**Task directions:** The material below should be written out in full and exactly; pictures stay out of the copy.

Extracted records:
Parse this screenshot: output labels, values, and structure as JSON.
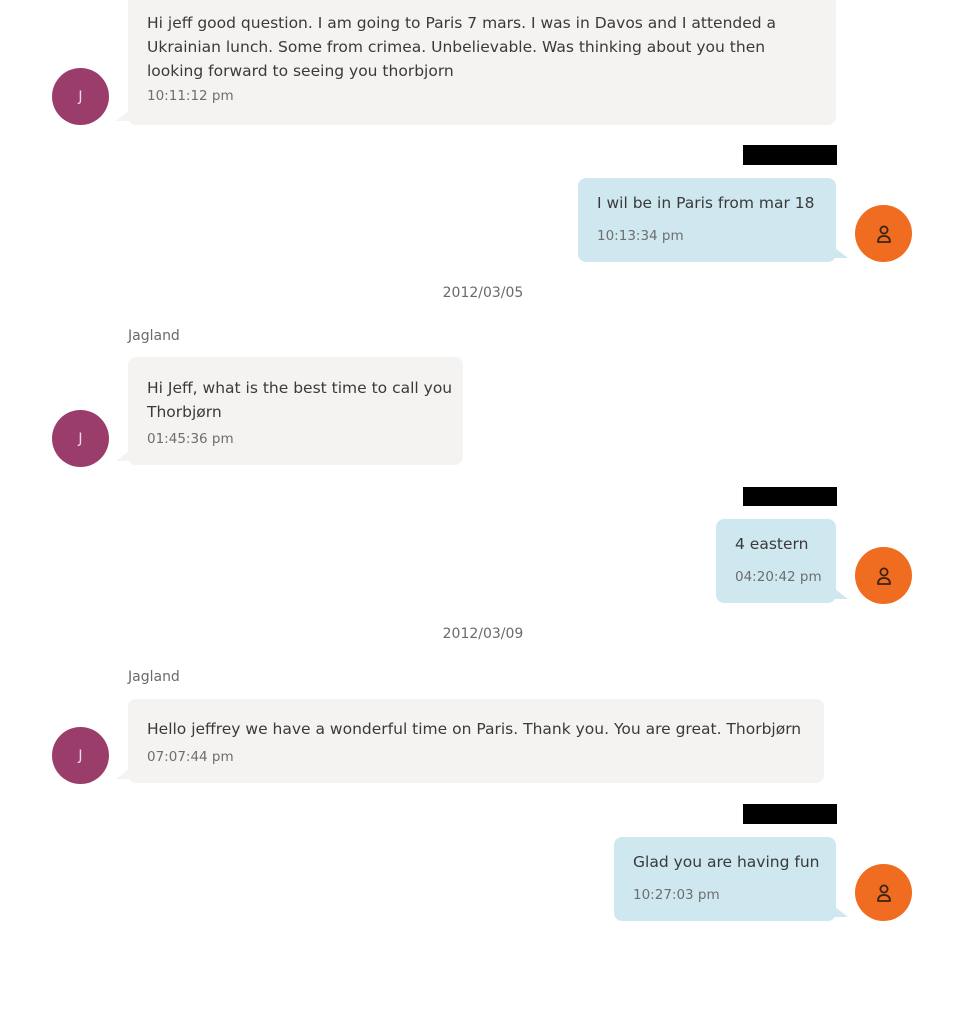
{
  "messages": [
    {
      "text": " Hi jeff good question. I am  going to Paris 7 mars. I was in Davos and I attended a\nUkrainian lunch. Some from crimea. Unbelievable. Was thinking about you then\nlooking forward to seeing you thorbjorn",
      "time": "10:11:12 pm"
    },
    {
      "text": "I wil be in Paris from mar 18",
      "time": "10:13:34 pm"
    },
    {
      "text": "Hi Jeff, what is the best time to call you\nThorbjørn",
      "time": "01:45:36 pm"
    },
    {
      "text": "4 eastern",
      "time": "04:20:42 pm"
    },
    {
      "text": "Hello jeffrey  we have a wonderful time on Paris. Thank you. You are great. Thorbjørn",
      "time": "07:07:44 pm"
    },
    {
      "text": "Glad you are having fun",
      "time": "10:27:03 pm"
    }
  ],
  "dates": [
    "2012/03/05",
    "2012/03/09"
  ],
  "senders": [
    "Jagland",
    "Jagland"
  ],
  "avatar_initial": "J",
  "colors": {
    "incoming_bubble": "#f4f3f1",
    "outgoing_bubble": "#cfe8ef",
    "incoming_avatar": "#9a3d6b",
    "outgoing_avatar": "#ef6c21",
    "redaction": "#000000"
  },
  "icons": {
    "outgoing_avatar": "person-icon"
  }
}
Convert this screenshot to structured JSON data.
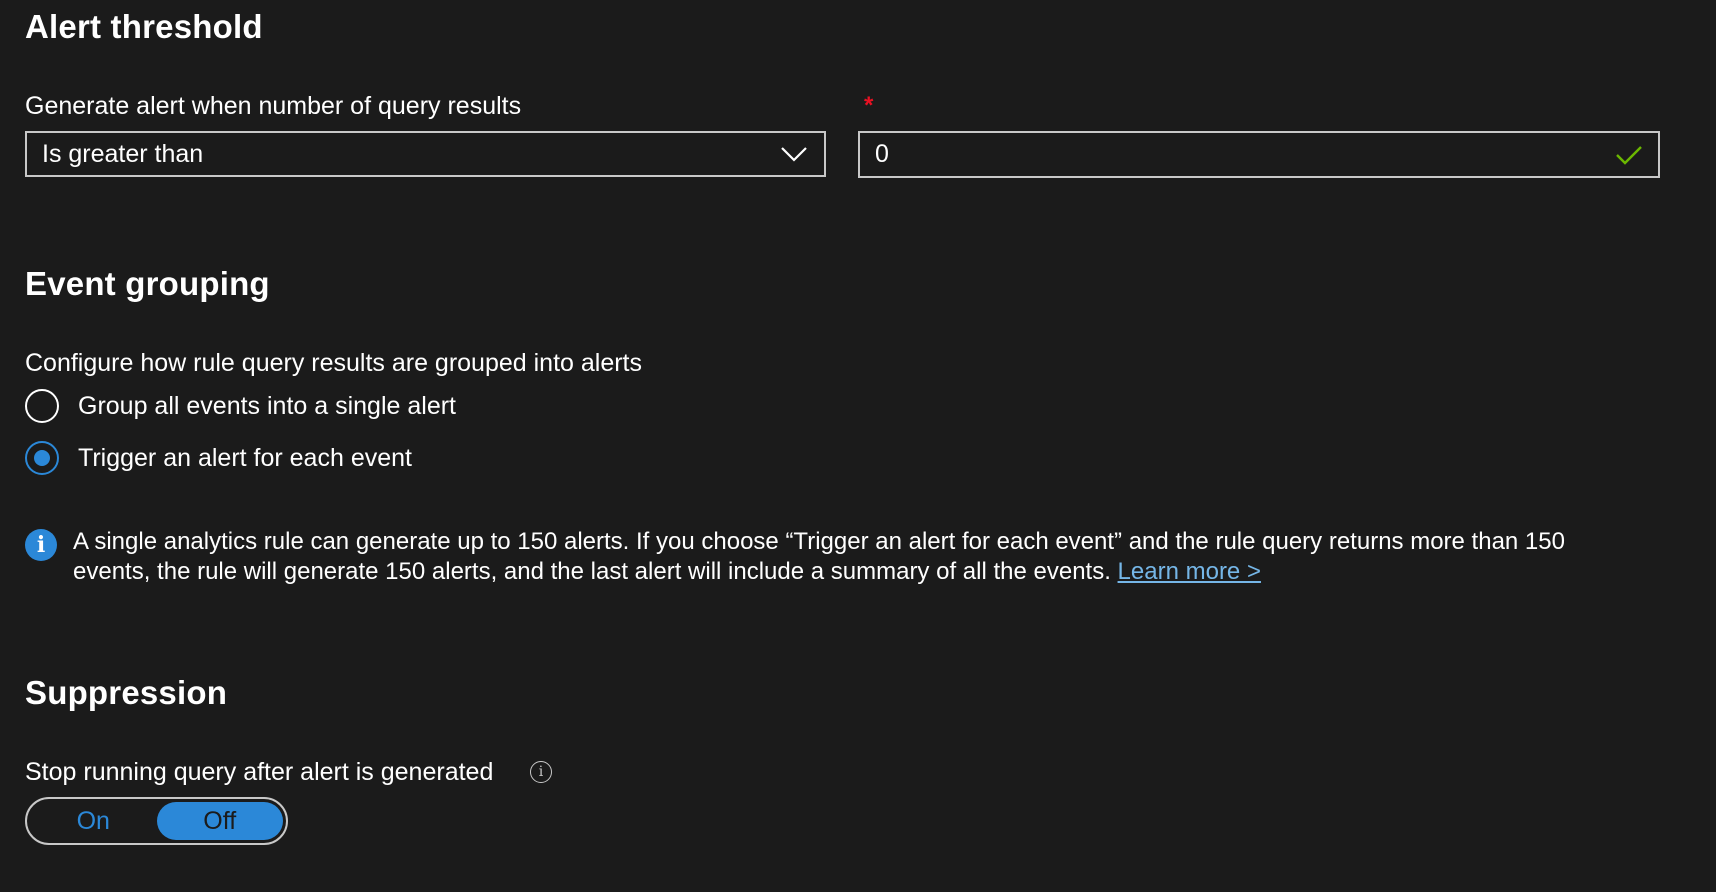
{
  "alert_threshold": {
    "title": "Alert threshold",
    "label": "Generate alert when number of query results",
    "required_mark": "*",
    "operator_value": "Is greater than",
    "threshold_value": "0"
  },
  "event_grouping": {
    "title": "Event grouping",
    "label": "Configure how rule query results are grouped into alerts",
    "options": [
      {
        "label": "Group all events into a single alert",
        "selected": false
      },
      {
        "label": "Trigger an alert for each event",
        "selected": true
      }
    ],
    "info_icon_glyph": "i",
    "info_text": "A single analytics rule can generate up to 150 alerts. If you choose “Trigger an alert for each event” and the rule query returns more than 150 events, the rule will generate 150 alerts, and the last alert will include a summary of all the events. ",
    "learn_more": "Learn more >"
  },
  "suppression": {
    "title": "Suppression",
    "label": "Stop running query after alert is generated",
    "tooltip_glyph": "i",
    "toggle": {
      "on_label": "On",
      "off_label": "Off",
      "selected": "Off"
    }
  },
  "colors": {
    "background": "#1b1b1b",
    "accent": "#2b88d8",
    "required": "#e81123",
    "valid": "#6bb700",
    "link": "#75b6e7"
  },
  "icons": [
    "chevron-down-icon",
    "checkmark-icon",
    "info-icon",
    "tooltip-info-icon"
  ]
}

**Complete output:**
Parse this screenshot: output labels, values, and structure as JSON.
{
  "messages": [
    {
      "text": " Hi jeff good question. I am  going to Paris 7 mars. I was in Davos and I attended a\nUkrainian lunch. Some from crimea. Unbelievable. Was thinking about you then\nlooking forward to seeing you thorbjorn",
      "time": "10:11:12 pm"
    },
    {
      "text": "I wil be in Paris from mar 18",
      "time": "10:13:34 pm"
    },
    {
      "text": "Hi Jeff, what is the best time to call you\nThorbjørn",
      "time": "01:45:36 pm"
    },
    {
      "text": "4 eastern",
      "time": "04:20:42 pm"
    },
    {
      "text": "Hello jeffrey  we have a wonderful time on Paris. Thank you. You are great. Thorbjørn",
      "time": "07:07:44 pm"
    },
    {
      "text": "Glad you are having fun",
      "time": "10:27:03 pm"
    }
  ],
  "dates": [
    "2012/03/05",
    "2012/03/09"
  ],
  "senders": [
    "Jagland",
    "Jagland"
  ],
  "avatar_initial": "J",
  "colors": {
    "incoming_bubble": "#f4f3f1",
    "outgoing_bubble": "#cfe8ef",
    "incoming_avatar": "#9a3d6b",
    "outgoing_avatar": "#ef6c21",
    "redaction": "#000000"
  },
  "icons": {
    "outgoing_avatar": "person-icon"
  }
}
Convert this screenshot to structured JSON data.
{
  "alert_threshold": {
    "title": "Alert threshold",
    "label": "Generate alert when number of query results",
    "required_mark": "*",
    "operator_value": "Is greater than",
    "threshold_value": "0"
  },
  "event_grouping": {
    "title": "Event grouping",
    "label": "Configure how rule query results are grouped into alerts",
    "options": [
      {
        "label": "Group all events into a single alert",
        "selected": false
      },
      {
        "label": "Trigger an alert for each event",
        "selected": true
      }
    ],
    "info_icon_glyph": "i",
    "info_text": "A single analytics rule can generate up to 150 alerts. If you choose “Trigger an alert for each event” and the rule query returns more than 150 events, the rule will generate 150 alerts, and the last alert will include a summary of all the events. ",
    "learn_more": "Learn more >"
  },
  "suppression": {
    "title": "Suppression",
    "label": "Stop running query after alert is generated",
    "tooltip_glyph": "i",
    "toggle": {
      "on_label": "On",
      "off_label": "Off",
      "selected": "Off"
    }
  },
  "colors": {
    "background": "#1b1b1b",
    "accent": "#2b88d8",
    "required": "#e81123",
    "valid": "#6bb700",
    "link": "#75b6e7"
  },
  "icons": [
    "chevron-down-icon",
    "checkmark-icon",
    "info-icon",
    "tooltip-info-icon"
  ]
}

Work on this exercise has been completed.